Return all of the entries exactly, with nothing added or left out.

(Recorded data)
◇ ◇ ◇ ◇ ◇

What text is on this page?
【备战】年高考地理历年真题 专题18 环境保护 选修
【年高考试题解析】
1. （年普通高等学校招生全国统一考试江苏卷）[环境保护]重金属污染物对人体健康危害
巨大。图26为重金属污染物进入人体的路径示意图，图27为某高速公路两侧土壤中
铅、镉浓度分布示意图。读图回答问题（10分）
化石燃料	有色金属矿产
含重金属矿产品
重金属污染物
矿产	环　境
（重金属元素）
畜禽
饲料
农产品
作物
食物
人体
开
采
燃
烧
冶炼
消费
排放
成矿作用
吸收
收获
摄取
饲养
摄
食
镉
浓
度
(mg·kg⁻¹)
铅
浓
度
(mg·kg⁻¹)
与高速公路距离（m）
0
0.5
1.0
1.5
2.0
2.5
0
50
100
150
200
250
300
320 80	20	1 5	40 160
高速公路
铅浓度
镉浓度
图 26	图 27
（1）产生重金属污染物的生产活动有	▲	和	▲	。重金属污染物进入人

◇ ◇ ◇ ◇ ◇

> EXERCISE ANSWER:
What text is on this page?
【备战】年高考地理历年真题 专题18 环境保护 选修
【年高考试题解析】
1. （年普通高等学校招生全国统一考试江苏卷）[环境保护]重金属污染物对人体健康危害
巨大。图26为重金属污染物进入人体的路径示意图，图27为某高速公路两侧土壤中
铅、镉浓度分布示意图。读图回答问题（10分）
化石燃料	有色金属矿产
含重金属矿产品
重金属污染物
矿产	环　境
（重金属元素）
畜禽
饲料
农产品
作物
食物
人体
开
采
燃
烧
冶炼
消费
排放
成矿作用
吸收
收获
摄取
饲养
摄
食
镉
浓
度
(mg·kg⁻¹)
铅
浓
度
(mg·kg⁻¹)
与高速公路距离（m）
0
0.5
1.0
1.5
2.0
2.5
0
50
100
150
200
250
300
320 80	20	1 5	40 160
高速公路
铅浓度
镉浓度
图 26	图 27
（1）产生重金属污染物的生产活动有	▲	和	▲	。重金属污染物进入人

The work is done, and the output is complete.